== What you are asked to do ==
Identify the lines that include the word "Middle", then copy all of them.

(Records about charts and figures)
▼

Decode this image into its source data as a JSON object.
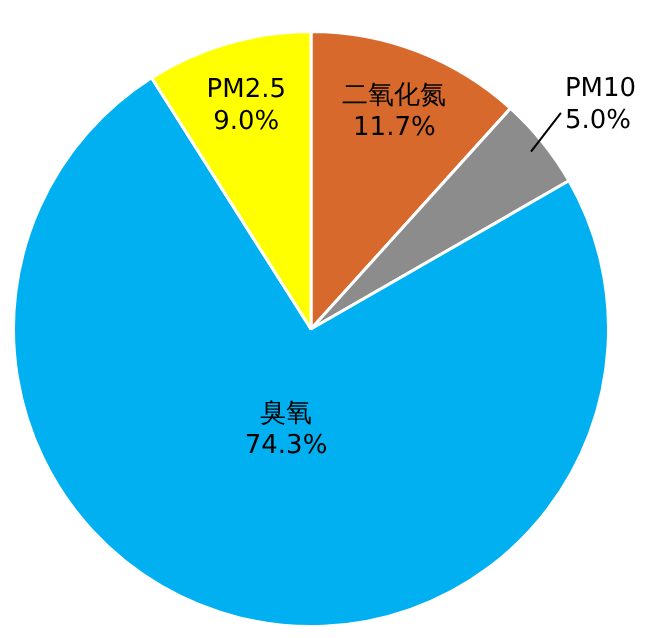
{
  "chart_data": {
    "type": "pie",
    "categories": [
      "二氧化氮",
      "PM10",
      "臭氧",
      "PM2.5"
    ],
    "values": [
      11.7,
      5.0,
      74.3,
      9.0
    ],
    "colors": [
      "#d8692c",
      "#8c8c8c",
      "#00b0f0",
      "#ffff00"
    ],
    "value_labels": [
      "11.7%",
      "5.0%",
      "74.3%",
      "9.0%"
    ],
    "legend": false
  }
}
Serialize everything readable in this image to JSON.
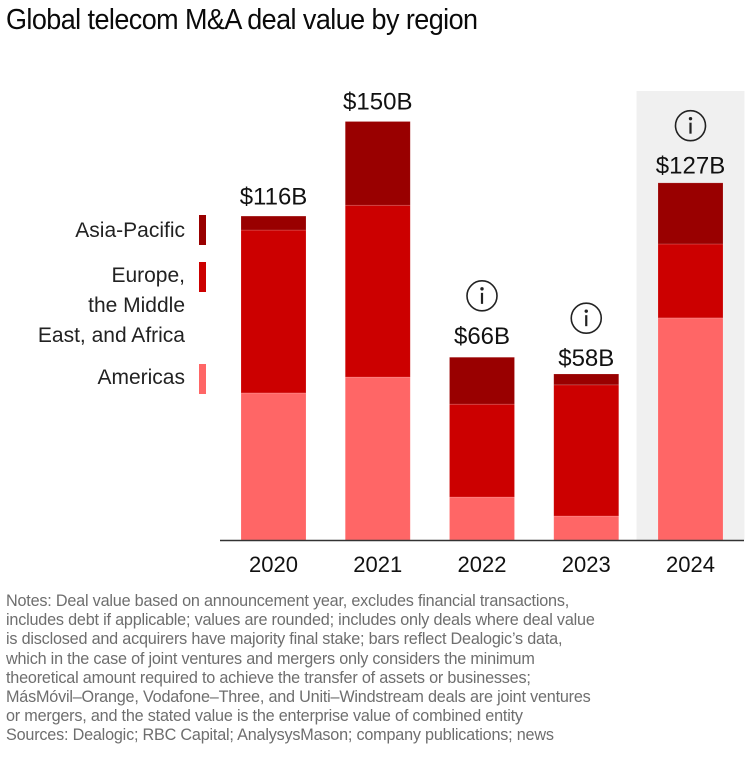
{
  "chart_data": {
    "type": "bar",
    "stacked": true,
    "title": "Global telecom M&A deal value by region",
    "xlabel": "",
    "ylabel": "",
    "ylim": [
      0,
      150
    ],
    "grid": false,
    "legend_position": "left",
    "categories": [
      "2020",
      "2021",
      "2022",
      "2023",
      "2024"
    ],
    "series": [
      {
        "name": "Americas",
        "color": "#ff6666",
        "values": [
          52.7,
          58.4,
          15.4,
          8.6,
          79.6
        ]
      },
      {
        "name": "Europe, the Middle East, and Africa",
        "color": "#cc0000",
        "values": [
          58.4,
          61.6,
          33.3,
          47.0,
          26.5
        ]
      },
      {
        "name": "Asia-Pacific",
        "color": "#990000",
        "values": [
          5.0,
          30.0,
          16.8,
          3.9,
          21.9
        ]
      }
    ],
    "totals": [
      116,
      150,
      66,
      58,
      127
    ],
    "total_labels": [
      "$116B",
      "$150B",
      "$66B",
      "$58B",
      "$127B"
    ],
    "info_icon": [
      false,
      false,
      true,
      true,
      true
    ],
    "highlighted_category": "2024",
    "highlight_color": "#f0f0f0"
  },
  "legend": [
    {
      "lines": [
        "Asia-Pacific"
      ],
      "color": "#990000"
    },
    {
      "lines": [
        "Europe,",
        "the Middle",
        "East, and Africa"
      ],
      "color": "#cc0000"
    },
    {
      "lines": [
        "Americas"
      ],
      "color": "#ff6666"
    }
  ],
  "notes": {
    "lines": [
      "Notes: Deal value based on announcement year, excludes financial transactions,",
      "includes debt if applicable; values are rounded; includes only deals where deal value",
      "is disclosed and acquirers have majority final stake; bars reflect Dealogic’s data,",
      "which in the case of joint ventures and mergers only considers the minimum",
      "theoretical amount required to achieve the transfer of assets or businesses;",
      "MásMóvil–Orange, Vodafone–Three, and Uniti–Windstream deals are joint ventures",
      "or mergers, and the stated value is the enterprise value of combined entity",
      "Sources: Dealogic; RBC Capital; AnalysysMason; company publications; news"
    ]
  }
}
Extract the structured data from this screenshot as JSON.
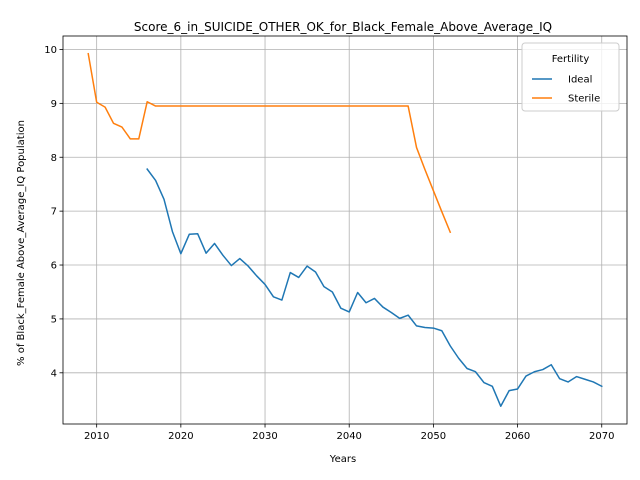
{
  "chart_data": {
    "type": "line",
    "title": "Score_6_in_SUICIDE_OTHER_OK_for_Black_Female_Above_Average_IQ",
    "xlabel": "Years",
    "ylabel": "% of Black_Female Above_Average_IQ Population",
    "xlim": [
      2006,
      2073
    ],
    "ylim": [
      3.05,
      10.25
    ],
    "xticks": [
      2010,
      2020,
      2030,
      2040,
      2050,
      2060,
      2070
    ],
    "yticks": [
      4,
      5,
      6,
      7,
      8,
      9,
      10
    ],
    "grid": true,
    "legend": {
      "title": "Fertility",
      "placement": "top-right"
    },
    "series": [
      {
        "name": "Ideal",
        "color": "#1f77b4",
        "x": [
          2016,
          2017,
          2018,
          2019,
          2020,
          2021,
          2022,
          2023,
          2024,
          2025,
          2026,
          2027,
          2028,
          2029,
          2030,
          2031,
          2032,
          2033,
          2034,
          2035,
          2036,
          2037,
          2038,
          2039,
          2040,
          2041,
          2042,
          2043,
          2044,
          2045,
          2046,
          2047,
          2048,
          2049,
          2050,
          2051,
          2052,
          2053,
          2054,
          2055,
          2056,
          2057,
          2058,
          2059,
          2060,
          2061,
          2062,
          2063,
          2064,
          2065,
          2066,
          2067,
          2068,
          2069,
          2070
        ],
        "y": [
          7.78,
          7.57,
          7.22,
          6.62,
          6.21,
          6.57,
          6.58,
          6.22,
          6.4,
          6.18,
          5.99,
          6.12,
          5.98,
          5.8,
          5.64,
          5.41,
          5.35,
          5.86,
          5.77,
          5.98,
          5.87,
          5.6,
          5.5,
          5.2,
          5.13,
          5.49,
          5.3,
          5.38,
          5.22,
          5.12,
          5.01,
          5.07,
          4.87,
          4.84,
          4.83,
          4.78,
          4.5,
          4.27,
          4.08,
          4.02,
          3.82,
          3.75,
          3.38,
          3.67,
          3.7,
          3.94,
          4.02,
          4.06,
          4.15,
          3.89,
          3.83,
          3.93,
          3.88,
          3.83,
          3.75
        ]
      },
      {
        "name": "Sterile",
        "color": "#ff7f0e",
        "x": [
          2009,
          2010,
          2011,
          2012,
          2013,
          2014,
          2015,
          2016,
          2017,
          2018,
          2019,
          2020,
          2021,
          2022,
          2023,
          2024,
          2025,
          2026,
          2027,
          2028,
          2029,
          2030,
          2031,
          2032,
          2033,
          2034,
          2035,
          2036,
          2037,
          2038,
          2039,
          2040,
          2041,
          2042,
          2043,
          2044,
          2045,
          2046,
          2047,
          2048,
          2049,
          2050,
          2051,
          2052
        ],
        "y": [
          9.92,
          9.02,
          8.93,
          8.63,
          8.56,
          8.34,
          8.34,
          9.03,
          8.95,
          8.95,
          8.95,
          8.95,
          8.95,
          8.95,
          8.95,
          8.95,
          8.95,
          8.95,
          8.95,
          8.95,
          8.95,
          8.95,
          8.95,
          8.95,
          8.95,
          8.95,
          8.95,
          8.95,
          8.95,
          8.95,
          8.95,
          8.95,
          8.95,
          8.95,
          8.95,
          8.95,
          8.95,
          8.95,
          8.95,
          8.18,
          7.77,
          7.38,
          6.99,
          6.61
        ]
      }
    ]
  }
}
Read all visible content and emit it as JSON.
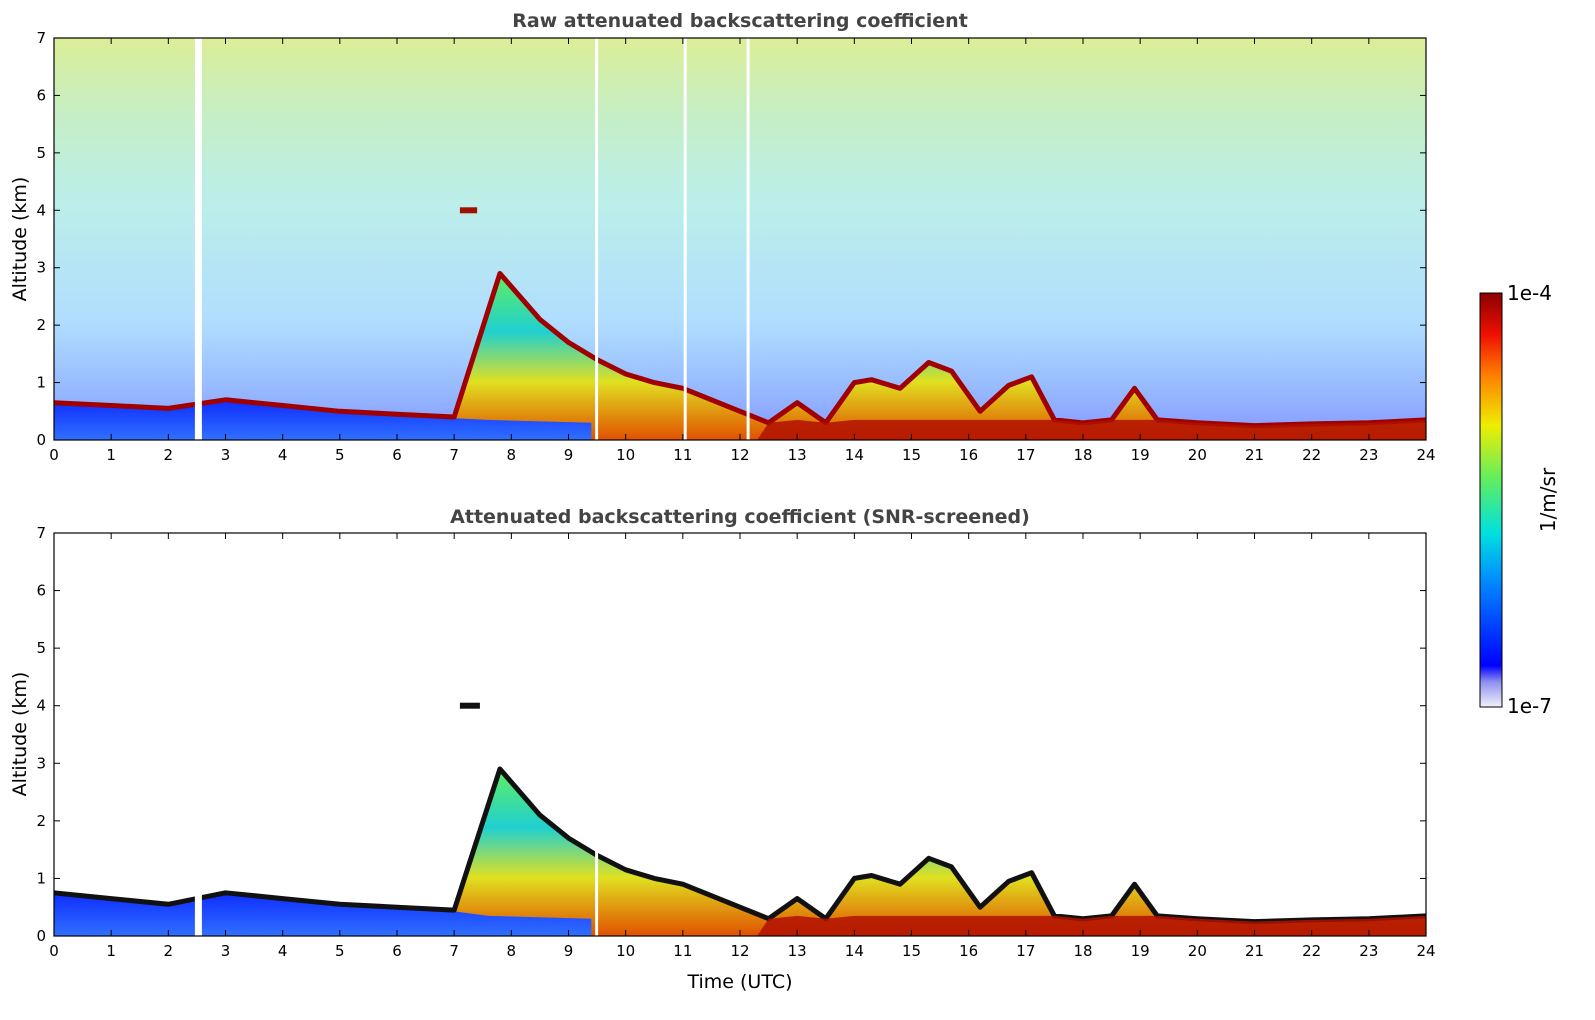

▲

== Task output ==
        "name": "Europe, the Middle East, and Africa",
        "the Middle",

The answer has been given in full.